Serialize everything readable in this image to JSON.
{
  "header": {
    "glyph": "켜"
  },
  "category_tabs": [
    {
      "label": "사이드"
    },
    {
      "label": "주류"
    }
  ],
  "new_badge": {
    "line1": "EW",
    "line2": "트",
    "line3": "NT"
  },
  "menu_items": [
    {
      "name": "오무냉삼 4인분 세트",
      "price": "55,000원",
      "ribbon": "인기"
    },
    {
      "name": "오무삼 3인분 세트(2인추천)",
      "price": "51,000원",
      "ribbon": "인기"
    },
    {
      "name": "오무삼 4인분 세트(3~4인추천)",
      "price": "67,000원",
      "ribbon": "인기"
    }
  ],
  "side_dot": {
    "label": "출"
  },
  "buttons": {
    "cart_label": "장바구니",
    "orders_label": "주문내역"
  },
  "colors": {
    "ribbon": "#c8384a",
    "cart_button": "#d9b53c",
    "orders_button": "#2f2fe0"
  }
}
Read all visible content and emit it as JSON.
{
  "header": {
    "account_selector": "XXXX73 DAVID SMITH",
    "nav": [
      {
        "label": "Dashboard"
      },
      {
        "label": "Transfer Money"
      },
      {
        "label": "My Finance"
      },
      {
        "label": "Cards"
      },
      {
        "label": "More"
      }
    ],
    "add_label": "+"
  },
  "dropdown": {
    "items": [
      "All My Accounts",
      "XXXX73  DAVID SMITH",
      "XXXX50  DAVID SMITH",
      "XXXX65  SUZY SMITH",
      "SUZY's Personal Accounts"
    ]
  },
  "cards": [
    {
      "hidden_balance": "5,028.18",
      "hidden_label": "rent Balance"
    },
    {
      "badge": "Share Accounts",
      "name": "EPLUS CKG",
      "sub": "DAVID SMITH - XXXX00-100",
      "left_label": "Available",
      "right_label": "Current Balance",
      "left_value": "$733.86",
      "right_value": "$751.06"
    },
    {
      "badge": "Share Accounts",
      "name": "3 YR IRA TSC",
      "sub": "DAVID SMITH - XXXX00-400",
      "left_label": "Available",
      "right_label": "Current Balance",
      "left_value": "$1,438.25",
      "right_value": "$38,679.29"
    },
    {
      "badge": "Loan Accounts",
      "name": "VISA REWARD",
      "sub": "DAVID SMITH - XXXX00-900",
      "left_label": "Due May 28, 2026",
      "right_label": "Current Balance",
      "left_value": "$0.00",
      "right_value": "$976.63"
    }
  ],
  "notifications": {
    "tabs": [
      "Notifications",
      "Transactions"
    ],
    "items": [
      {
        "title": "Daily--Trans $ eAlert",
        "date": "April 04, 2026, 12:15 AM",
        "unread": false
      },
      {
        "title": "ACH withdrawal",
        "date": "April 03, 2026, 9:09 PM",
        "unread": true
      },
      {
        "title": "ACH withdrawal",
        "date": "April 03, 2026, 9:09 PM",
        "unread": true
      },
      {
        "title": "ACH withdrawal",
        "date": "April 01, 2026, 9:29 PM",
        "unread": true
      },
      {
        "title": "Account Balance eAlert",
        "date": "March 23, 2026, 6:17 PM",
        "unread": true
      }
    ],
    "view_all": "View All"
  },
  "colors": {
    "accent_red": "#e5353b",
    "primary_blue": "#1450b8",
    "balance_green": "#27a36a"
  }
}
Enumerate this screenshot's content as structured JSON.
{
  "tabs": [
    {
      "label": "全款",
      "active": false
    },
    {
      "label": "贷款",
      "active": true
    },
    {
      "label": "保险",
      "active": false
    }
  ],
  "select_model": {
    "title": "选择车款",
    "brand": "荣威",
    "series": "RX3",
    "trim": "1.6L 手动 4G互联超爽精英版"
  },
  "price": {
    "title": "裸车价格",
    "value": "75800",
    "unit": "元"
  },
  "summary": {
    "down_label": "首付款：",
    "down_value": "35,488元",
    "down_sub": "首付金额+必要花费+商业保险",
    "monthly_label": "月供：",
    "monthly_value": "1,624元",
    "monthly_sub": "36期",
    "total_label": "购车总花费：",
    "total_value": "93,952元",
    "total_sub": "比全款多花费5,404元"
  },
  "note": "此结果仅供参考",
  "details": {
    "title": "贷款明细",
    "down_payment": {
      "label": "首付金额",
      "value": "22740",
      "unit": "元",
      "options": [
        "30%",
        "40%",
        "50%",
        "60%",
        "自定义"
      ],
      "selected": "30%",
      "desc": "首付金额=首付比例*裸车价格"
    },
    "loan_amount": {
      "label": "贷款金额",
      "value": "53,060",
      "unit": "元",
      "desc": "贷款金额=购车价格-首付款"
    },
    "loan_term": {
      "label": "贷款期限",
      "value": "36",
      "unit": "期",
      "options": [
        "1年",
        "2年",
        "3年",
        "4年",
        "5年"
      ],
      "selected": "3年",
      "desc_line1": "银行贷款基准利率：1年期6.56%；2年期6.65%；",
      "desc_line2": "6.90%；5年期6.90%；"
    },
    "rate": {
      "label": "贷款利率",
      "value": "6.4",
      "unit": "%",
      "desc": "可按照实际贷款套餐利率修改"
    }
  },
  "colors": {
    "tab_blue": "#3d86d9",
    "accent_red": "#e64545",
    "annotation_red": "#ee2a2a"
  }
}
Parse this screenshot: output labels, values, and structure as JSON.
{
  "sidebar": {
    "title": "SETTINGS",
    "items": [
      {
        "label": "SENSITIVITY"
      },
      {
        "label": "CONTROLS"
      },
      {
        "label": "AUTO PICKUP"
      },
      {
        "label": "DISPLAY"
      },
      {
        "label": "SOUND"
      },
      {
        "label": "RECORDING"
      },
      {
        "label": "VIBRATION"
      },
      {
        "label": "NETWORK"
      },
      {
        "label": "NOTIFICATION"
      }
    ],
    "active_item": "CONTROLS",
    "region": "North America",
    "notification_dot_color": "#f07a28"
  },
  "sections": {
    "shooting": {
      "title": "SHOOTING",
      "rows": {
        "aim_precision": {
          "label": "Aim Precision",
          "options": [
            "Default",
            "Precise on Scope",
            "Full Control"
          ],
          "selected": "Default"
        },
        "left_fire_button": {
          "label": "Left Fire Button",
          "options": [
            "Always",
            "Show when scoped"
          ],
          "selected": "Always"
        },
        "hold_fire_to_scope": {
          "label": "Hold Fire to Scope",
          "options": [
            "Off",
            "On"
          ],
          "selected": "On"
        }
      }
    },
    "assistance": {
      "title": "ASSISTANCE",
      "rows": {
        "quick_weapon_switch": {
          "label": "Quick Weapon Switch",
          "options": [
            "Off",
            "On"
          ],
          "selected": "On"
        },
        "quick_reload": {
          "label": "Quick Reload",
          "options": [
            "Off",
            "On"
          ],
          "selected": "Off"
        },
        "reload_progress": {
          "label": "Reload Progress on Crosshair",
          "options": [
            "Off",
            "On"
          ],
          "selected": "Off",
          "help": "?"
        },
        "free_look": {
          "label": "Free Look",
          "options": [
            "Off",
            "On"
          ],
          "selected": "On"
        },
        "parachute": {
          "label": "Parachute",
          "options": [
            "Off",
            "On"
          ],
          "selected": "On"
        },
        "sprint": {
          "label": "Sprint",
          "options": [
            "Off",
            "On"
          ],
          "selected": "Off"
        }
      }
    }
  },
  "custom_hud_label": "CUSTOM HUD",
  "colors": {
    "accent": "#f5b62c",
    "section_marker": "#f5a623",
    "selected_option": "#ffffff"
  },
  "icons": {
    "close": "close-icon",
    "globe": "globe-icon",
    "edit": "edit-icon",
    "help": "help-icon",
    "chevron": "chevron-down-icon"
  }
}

Given task. Print out every entry, keeping each one exact.

Reply to the task.
Serialize everything readable in this image to JSON.
{
  "header": {
    "glyph": "켜"
  },
  "category_tabs": [
    {
      "label": "사이드"
    },
    {
      "label": "주류"
    }
  ],
  "new_badge": {
    "line1": "EW",
    "line2": "트",
    "line3": "NT"
  },
  "menu_items": [
    {
      "name": "오무냉삼 4인분 세트",
      "price": "55,000원",
      "ribbon": "인기"
    },
    {
      "name": "오무삼 3인분 세트(2인추천)",
      "price": "51,000원",
      "ribbon": "인기"
    },
    {
      "name": "오무삼 4인분 세트(3~4인추천)",
      "price": "67,000원",
      "ribbon": "인기"
    }
  ],
  "side_dot": {
    "label": "출"
  },
  "buttons": {
    "cart_label": "장바구니",
    "orders_label": "주문내역"
  },
  "colors": {
    "ribbon": "#c8384a",
    "cart_button": "#d9b53c",
    "orders_button": "#2f2fe0"
  }
}
Read all visible content and emit it as JSON.
{
  "header": {
    "account_selector": "XXXX73 DAVID SMITH",
    "nav": [
      {
        "label": "Dashboard"
      },
      {
        "label": "Transfer Money"
      },
      {
        "label": "My Finance"
      },
      {
        "label": "Cards"
      },
      {
        "label": "More"
      }
    ],
    "add_label": "+"
  },
  "dropdown": {
    "items": [
      "All My Accounts",
      "XXXX73  DAVID SMITH",
      "XXXX50  DAVID SMITH",
      "XXXX65  SUZY SMITH",
      "SUZY's Personal Accounts"
    ]
  },
  "cards": [
    {
      "hidden_balance": "5,028.18",
      "hidden_label": "rent Balance"
    },
    {
      "badge": "Share Accounts",
      "name": "EPLUS CKG",
      "sub": "DAVID SMITH - XXXX00-100",
      "left_label": "Available",
      "right_label": "Current Balance",
      "left_value": "$733.86",
      "right_value": "$751.06"
    },
    {
      "badge": "Share Accounts",
      "name": "3 YR IRA TSC",
      "sub": "DAVID SMITH - XXXX00-400",
      "left_label": "Available",
      "right_label": "Current Balance",
      "left_value": "$1,438.25",
      "right_value": "$38,679.29"
    },
    {
      "badge": "Loan Accounts",
      "name": "VISA REWARD",
      "sub": "DAVID SMITH - XXXX00-900",
      "left_label": "Due May 28, 2026",
      "right_label": "Current Balance",
      "left_value": "$0.00",
      "right_value": "$976.63"
    }
  ],
  "notifications": {
    "tabs": [
      "Notifications",
      "Transactions"
    ],
    "items": [
      {
        "title": "Daily--Trans $ eAlert",
        "date": "April 04, 2026, 12:15 AM",
        "unread": false
      },
      {
        "title": "ACH withdrawal",
        "date": "April 03, 2026, 9:09 PM",
        "unread": true
      },
      {
        "title": "ACH withdrawal",
        "date": "April 03, 2026, 9:09 PM",
        "unread": true
      },
      {
        "title": "ACH withdrawal",
        "date": "April 01, 2026, 9:29 PM",
        "unread": true
      },
      {
        "title": "Account Balance eAlert",
        "date": "March 23, 2026, 6:17 PM",
        "unread": true
      }
    ],
    "view_all": "View All"
  },
  "colors": {
    "accent_red": "#e5353b",
    "primary_blue": "#1450b8",
    "balance_green": "#27a36a"
  }
}
Enumerate this screenshot's content as structured JSON.
{
  "tabs": [
    {
      "label": "全款",
      "active": false
    },
    {
      "label": "贷款",
      "active": true
    },
    {
      "label": "保险",
      "active": false
    }
  ],
  "select_model": {
    "title": "选择车款",
    "brand": "荣威",
    "series": "RX3",
    "trim": "1.6L 手动 4G互联超爽精英版"
  },
  "price": {
    "title": "裸车价格",
    "value": "75800",
    "unit": "元"
  },
  "summary": {
    "down_label": "首付款：",
    "down_value": "35,488元",
    "down_sub": "首付金额+必要花费+商业保险",
    "monthly_label": "月供：",
    "monthly_value": "1,624元",
    "monthly_sub": "36期",
    "total_label": "购车总花费：",
    "total_value": "93,952元",
    "total_sub": "比全款多花费5,404元"
  },
  "note": "此结果仅供参考",
  "details": {
    "title": "贷款明细",
    "down_payment": {
      "label": "首付金额",
      "value": "22740",
      "unit": "元",
      "options": [
        "30%",
        "40%",
        "50%",
        "60%",
        "自定义"
      ],
      "selected": "30%",
      "desc": "首付金额=首付比例*裸车价格"
    },
    "loan_amount": {
      "label": "贷款金额",
      "value": "53,060",
      "unit": "元",
      "desc": "贷款金额=购车价格-首付款"
    },
    "loan_term": {
      "label": "贷款期限",
      "value": "36",
      "unit": "期",
      "options": [
        "1年",
        "2年",
        "3年",
        "4年",
        "5年"
      ],
      "selected": "3年",
      "desc_line1": "银行贷款基准利率：1年期6.56%；2年期6.65%；",
      "desc_line2": "6.90%；5年期6.90%；"
    },
    "rate": {
      "label": "贷款利率",
      "value": "6.4",
      "unit": "%",
      "desc": "可按照实际贷款套餐利率修改"
    }
  },
  "colors": {
    "tab_blue": "#3d86d9",
    "accent_red": "#e64545",
    "annotation_red": "#ee2a2a"
  }
}
Parse this screenshot: output labels, values, and structure as JSON.
{
  "sidebar": {
    "title": "SETTINGS",
    "items": [
      {
        "label": "SENSITIVITY"
      },
      {
        "label": "CONTROLS"
      },
      {
        "label": "AUTO PICKUP"
      },
      {
        "label": "DISPLAY"
      },
      {
        "label": "SOUND"
      },
      {
        "label": "RECORDING"
      },
      {
        "label": "VIBRATION"
      },
      {
        "label": "NETWORK"
      },
      {
        "label": "NOTIFICATION"
      }
    ],
    "active_item": "CONTROLS",
    "region": "North America",
    "notification_dot_color": "#f07a28"
  },
  "sections": {
    "shooting": {
      "title": "SHOOTING",
      "rows": {
        "aim_precision": {
          "label": "Aim Precision",
          "options": [
            "Default",
            "Precise on Scope",
            "Full Control"
          ],
          "selected": "Default"
        },
        "left_fire_button": {
          "label": "Left Fire Button",
          "options": [
            "Always",
            "Show when scoped"
          ],
          "selected": "Always"
        },
        "hold_fire_to_scope": {
          "label": "Hold Fire to Scope",
          "options": [
            "Off",
            "On"
          ],
          "selected": "On"
        }
      }
    },
    "assistance": {
      "title": "ASSISTANCE",
      "rows": {
        "quick_weapon_switch": {
          "label": "Quick Weapon Switch",
          "options": [
            "Off",
            "On"
          ],
          "selected": "On"
        },
        "quick_reload": {
          "label": "Quick Reload",
          "options": [
            "Off",
            "On"
          ],
          "selected": "Off"
        },
        "reload_progress": {
          "label": "Reload Progress on Crosshair",
          "options": [
            "Off",
            "On"
          ],
          "selected": "Off",
          "help": "?"
        },
        "free_look": {
          "label": "Free Look",
          "options": [
            "Off",
            "On"
          ],
          "selected": "On"
        },
        "parachute": {
          "label": "Parachute",
          "options": [
            "Off",
            "On"
          ],
          "selected": "On"
        },
        "sprint": {
          "label": "Sprint",
          "options": [
            "Off",
            "On"
          ],
          "selected": "Off"
        }
      }
    }
  },
  "custom_hud_label": "CUSTOM HUD",
  "colors": {
    "accent": "#f5b62c",
    "section_marker": "#f5a623",
    "selected_option": "#ffffff"
  },
  "icons": {
    "close": "close-icon",
    "globe": "globe-icon",
    "edit": "edit-icon",
    "help": "help-icon",
    "chevron": "chevron-down-icon"
  }
}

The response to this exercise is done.